**SET EXERCISE:** Lines before the one containing "Output a JSON" are excluded; retype that line and all remaining lines of the material exactly.

**MATERIAL SHOWN:**
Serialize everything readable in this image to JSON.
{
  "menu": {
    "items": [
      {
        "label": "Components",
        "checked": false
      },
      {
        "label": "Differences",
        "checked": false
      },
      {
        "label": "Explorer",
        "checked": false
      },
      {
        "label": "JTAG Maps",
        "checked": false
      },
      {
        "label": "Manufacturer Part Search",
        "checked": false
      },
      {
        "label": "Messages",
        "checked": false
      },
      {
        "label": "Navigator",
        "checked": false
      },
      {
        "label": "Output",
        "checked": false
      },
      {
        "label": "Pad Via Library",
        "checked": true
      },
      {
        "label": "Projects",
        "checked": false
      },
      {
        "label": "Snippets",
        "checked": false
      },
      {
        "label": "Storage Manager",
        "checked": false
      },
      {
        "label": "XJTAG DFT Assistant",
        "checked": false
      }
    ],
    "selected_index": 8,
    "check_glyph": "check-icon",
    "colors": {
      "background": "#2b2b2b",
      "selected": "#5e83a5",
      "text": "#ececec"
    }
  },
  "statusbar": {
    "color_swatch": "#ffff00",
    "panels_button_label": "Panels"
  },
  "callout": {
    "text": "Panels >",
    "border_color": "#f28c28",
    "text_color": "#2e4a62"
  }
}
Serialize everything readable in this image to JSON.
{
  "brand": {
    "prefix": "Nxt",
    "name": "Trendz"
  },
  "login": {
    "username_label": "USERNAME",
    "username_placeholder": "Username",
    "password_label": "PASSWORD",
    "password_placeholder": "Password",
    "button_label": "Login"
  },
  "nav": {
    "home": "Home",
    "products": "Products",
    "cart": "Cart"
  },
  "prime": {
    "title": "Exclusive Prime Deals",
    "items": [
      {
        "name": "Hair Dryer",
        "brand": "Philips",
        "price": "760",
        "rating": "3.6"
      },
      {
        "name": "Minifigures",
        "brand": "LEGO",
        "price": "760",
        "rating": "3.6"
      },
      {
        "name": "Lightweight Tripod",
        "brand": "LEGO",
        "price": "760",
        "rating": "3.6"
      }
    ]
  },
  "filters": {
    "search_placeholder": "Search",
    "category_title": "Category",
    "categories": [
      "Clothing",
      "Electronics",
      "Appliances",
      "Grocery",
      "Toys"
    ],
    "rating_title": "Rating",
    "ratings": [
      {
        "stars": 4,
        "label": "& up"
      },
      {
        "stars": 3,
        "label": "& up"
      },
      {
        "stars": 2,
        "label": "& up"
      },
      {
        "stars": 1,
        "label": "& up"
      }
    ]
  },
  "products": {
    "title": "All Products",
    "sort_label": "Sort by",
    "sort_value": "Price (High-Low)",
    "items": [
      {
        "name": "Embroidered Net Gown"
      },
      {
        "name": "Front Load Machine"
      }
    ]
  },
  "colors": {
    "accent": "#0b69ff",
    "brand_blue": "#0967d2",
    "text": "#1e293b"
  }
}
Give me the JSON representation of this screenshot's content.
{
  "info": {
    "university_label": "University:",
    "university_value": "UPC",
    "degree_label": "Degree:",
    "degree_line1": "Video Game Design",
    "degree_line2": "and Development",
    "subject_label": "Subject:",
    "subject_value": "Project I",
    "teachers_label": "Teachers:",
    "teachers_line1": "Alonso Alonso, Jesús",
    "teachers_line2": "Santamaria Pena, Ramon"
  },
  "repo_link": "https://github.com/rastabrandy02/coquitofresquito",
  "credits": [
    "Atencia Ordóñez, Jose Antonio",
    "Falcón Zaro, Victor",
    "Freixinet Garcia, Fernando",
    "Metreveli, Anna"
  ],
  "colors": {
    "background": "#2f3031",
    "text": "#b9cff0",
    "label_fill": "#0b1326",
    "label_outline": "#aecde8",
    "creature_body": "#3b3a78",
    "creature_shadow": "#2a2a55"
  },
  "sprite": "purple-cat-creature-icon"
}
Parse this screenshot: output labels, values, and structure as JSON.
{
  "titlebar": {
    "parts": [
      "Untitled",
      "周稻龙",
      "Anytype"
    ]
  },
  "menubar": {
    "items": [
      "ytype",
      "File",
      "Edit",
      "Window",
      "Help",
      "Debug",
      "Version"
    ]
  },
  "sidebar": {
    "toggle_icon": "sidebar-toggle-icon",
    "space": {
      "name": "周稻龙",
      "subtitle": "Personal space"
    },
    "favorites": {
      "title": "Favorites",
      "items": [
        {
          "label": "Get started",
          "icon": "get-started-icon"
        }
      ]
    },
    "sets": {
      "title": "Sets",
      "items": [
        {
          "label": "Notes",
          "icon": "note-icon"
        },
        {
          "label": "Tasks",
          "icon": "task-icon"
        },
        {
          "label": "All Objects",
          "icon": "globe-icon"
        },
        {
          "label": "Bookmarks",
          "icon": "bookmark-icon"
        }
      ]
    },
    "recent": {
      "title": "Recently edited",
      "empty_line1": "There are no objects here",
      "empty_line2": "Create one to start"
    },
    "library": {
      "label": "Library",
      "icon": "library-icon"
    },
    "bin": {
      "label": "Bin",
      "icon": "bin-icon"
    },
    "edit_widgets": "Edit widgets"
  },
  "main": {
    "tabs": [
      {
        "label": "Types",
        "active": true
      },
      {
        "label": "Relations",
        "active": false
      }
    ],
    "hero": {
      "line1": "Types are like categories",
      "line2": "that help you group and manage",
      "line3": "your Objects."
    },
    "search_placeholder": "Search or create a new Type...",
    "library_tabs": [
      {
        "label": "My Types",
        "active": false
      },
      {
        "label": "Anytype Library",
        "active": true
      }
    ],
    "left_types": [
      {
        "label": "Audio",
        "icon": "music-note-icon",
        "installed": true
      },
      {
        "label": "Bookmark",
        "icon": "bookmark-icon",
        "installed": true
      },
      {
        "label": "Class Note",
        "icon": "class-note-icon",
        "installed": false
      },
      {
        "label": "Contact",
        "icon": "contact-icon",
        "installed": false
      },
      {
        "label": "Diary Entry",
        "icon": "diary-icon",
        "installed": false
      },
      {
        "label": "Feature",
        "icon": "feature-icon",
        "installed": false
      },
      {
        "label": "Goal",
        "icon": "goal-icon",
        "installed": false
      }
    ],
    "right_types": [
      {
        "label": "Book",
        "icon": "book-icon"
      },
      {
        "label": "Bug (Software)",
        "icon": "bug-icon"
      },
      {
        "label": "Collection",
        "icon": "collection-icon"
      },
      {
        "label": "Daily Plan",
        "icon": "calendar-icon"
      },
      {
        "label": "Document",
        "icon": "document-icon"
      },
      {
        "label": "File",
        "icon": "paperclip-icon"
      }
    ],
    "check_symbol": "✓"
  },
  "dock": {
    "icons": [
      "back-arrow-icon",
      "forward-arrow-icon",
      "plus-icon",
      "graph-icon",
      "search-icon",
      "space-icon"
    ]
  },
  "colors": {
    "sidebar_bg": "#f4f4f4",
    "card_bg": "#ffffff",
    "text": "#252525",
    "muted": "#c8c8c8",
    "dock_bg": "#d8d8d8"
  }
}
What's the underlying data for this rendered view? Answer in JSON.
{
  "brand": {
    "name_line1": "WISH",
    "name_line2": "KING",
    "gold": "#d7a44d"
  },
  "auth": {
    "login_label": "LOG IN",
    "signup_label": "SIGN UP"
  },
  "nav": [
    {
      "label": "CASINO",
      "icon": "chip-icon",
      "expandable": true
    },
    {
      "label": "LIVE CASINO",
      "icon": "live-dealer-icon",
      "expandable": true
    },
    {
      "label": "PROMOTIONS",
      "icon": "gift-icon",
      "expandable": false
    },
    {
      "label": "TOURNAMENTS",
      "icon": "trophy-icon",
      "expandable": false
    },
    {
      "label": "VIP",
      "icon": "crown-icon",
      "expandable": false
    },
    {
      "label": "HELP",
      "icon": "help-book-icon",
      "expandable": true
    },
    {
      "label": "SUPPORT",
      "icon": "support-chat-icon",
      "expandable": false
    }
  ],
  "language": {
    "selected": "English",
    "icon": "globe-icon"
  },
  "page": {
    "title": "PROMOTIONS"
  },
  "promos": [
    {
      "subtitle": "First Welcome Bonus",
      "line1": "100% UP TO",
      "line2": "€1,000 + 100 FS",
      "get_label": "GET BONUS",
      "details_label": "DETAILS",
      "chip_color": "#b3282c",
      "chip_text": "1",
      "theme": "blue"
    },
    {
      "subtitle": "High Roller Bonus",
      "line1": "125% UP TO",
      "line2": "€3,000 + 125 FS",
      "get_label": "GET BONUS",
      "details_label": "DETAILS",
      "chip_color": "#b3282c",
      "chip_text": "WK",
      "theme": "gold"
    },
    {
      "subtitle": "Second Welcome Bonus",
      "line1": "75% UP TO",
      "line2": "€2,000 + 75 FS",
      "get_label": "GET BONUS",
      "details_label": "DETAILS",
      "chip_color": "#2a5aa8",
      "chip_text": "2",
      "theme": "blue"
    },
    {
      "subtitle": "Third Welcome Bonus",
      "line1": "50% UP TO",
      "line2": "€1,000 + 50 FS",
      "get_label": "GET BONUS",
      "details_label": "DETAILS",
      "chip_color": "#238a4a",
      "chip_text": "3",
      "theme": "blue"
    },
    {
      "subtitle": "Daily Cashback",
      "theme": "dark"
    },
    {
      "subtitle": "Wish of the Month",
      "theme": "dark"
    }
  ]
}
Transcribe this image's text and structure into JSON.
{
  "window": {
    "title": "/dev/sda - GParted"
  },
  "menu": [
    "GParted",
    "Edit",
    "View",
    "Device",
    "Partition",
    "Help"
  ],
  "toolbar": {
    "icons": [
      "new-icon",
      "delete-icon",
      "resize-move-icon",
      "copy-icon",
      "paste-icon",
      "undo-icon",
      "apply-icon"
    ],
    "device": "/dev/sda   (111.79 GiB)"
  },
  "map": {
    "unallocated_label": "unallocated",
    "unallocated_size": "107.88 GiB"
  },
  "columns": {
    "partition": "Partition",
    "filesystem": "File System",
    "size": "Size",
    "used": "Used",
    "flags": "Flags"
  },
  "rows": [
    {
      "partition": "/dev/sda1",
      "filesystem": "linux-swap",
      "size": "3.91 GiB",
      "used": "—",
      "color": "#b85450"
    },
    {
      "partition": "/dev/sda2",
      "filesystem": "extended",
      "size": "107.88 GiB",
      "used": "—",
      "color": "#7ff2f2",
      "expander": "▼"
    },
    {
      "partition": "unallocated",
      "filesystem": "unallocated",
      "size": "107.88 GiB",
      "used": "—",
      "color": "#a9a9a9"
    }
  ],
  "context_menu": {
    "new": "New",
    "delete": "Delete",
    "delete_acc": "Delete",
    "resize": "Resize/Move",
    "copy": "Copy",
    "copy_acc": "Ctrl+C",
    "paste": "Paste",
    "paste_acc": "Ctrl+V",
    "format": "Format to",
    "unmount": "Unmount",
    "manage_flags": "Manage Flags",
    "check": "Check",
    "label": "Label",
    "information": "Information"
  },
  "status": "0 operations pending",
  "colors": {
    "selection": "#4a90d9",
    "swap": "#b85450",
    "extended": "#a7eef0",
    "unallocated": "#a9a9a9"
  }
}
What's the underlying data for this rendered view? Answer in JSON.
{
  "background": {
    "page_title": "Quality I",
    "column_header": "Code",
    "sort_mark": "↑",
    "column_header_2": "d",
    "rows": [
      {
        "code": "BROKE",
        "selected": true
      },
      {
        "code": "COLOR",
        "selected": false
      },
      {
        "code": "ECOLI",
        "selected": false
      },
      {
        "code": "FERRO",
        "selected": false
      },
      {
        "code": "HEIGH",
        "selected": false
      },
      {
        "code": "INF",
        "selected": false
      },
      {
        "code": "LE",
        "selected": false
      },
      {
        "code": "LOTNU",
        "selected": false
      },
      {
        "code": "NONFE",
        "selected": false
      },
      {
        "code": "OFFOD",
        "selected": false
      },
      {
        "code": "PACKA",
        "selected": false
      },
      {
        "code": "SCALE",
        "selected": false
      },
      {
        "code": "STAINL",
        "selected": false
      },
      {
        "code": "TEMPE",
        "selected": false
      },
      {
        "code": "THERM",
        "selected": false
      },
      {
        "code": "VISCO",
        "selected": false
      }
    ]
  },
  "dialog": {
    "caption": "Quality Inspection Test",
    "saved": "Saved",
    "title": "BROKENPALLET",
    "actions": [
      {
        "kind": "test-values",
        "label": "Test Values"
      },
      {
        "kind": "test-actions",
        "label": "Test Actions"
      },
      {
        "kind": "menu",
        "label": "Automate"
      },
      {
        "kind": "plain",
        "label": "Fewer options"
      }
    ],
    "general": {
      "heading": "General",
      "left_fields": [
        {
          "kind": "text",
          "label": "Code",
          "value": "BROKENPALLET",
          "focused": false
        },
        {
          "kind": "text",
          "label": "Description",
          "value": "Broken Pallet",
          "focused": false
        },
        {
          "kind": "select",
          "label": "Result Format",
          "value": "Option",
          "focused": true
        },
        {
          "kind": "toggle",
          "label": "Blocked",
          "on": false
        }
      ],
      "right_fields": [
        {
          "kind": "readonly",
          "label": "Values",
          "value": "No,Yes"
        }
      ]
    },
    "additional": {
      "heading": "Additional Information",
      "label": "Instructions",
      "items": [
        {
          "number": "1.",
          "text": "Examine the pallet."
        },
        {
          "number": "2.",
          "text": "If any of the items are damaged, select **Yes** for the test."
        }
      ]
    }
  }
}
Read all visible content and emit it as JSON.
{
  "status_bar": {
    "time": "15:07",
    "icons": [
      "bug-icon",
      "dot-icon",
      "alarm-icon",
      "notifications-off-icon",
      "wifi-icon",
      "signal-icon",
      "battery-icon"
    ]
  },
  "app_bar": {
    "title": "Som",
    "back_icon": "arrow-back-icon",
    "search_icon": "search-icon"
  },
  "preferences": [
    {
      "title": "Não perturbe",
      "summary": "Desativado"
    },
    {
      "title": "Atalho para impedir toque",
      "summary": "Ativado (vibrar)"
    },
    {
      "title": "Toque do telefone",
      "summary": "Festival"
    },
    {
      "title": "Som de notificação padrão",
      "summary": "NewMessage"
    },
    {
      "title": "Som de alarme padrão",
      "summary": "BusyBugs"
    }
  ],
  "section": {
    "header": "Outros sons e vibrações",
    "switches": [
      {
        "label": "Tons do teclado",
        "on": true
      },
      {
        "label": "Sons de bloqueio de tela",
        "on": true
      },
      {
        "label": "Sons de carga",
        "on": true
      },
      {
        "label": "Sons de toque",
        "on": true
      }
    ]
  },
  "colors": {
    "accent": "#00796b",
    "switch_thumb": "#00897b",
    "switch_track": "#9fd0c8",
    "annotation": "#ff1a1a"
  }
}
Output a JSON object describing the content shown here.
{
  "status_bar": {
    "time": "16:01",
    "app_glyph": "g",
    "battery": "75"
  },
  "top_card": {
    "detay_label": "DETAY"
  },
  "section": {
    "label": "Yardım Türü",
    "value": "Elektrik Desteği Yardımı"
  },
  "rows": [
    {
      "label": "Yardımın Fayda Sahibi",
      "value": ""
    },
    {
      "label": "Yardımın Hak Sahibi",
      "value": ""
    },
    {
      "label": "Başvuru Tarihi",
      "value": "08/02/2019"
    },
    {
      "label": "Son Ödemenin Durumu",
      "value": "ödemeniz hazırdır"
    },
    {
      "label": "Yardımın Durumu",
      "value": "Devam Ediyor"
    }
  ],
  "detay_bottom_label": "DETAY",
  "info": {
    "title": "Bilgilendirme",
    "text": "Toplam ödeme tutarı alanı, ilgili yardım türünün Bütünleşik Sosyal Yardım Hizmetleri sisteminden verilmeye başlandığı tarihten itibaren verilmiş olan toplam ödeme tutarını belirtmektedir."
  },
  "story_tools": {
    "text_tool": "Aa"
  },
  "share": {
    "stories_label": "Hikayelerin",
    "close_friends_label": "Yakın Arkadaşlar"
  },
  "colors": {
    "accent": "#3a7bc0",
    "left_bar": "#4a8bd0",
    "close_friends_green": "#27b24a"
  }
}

**EXPECTED ANSWER:**
Output a JSON object describing the content shown here.
{
  "status_bar": {
    "time": "16:01",
    "app_glyph": "g",
    "battery": "75"
  },
  "top_card": {
    "detay_label": "DETAY"
  },
  "section": {
    "label": "Yardım Türü",
    "value": "Elektrik Desteği Yardımı"
  },
  "rows": [
    {
      "label": "Yardımın Fayda Sahibi",
      "value": ""
    },
    {
      "label": "Yardımın Hak Sahibi",
      "value": ""
    },
    {
      "label": "Başvuru Tarihi",
      "value": "08/02/2019"
    },
    {
      "label": "Son Ödemenin Durumu",
      "value": "ödemeniz hazırdır"
    },
    {
      "label": "Yardımın Durumu",
      "value": "Devam Ediyor"
    }
  ],
  "detay_bottom_label": "DETAY",
  "info": {
    "title": "Bilgilendirme",
    "text": "Toplam ödeme tutarı alanı, ilgili yardım türünün Bütünleşik Sosyal Yardım Hizmetleri sisteminden verilmeye başlandığı tarihten itibaren verilmiş olan toplam ödeme tutarını belirtmektedir."
  },
  "story_tools": {
    "text_tool": "Aa"
  },
  "share": {
    "stories_label": "Hikayelerin",
    "close_friends_label": "Yakın Arkadaşlar"
  },
  "colors": {
    "accent": "#3a7bc0",
    "left_bar": "#4a8bd0",
    "close_friends_green": "#27b24a"
  }
}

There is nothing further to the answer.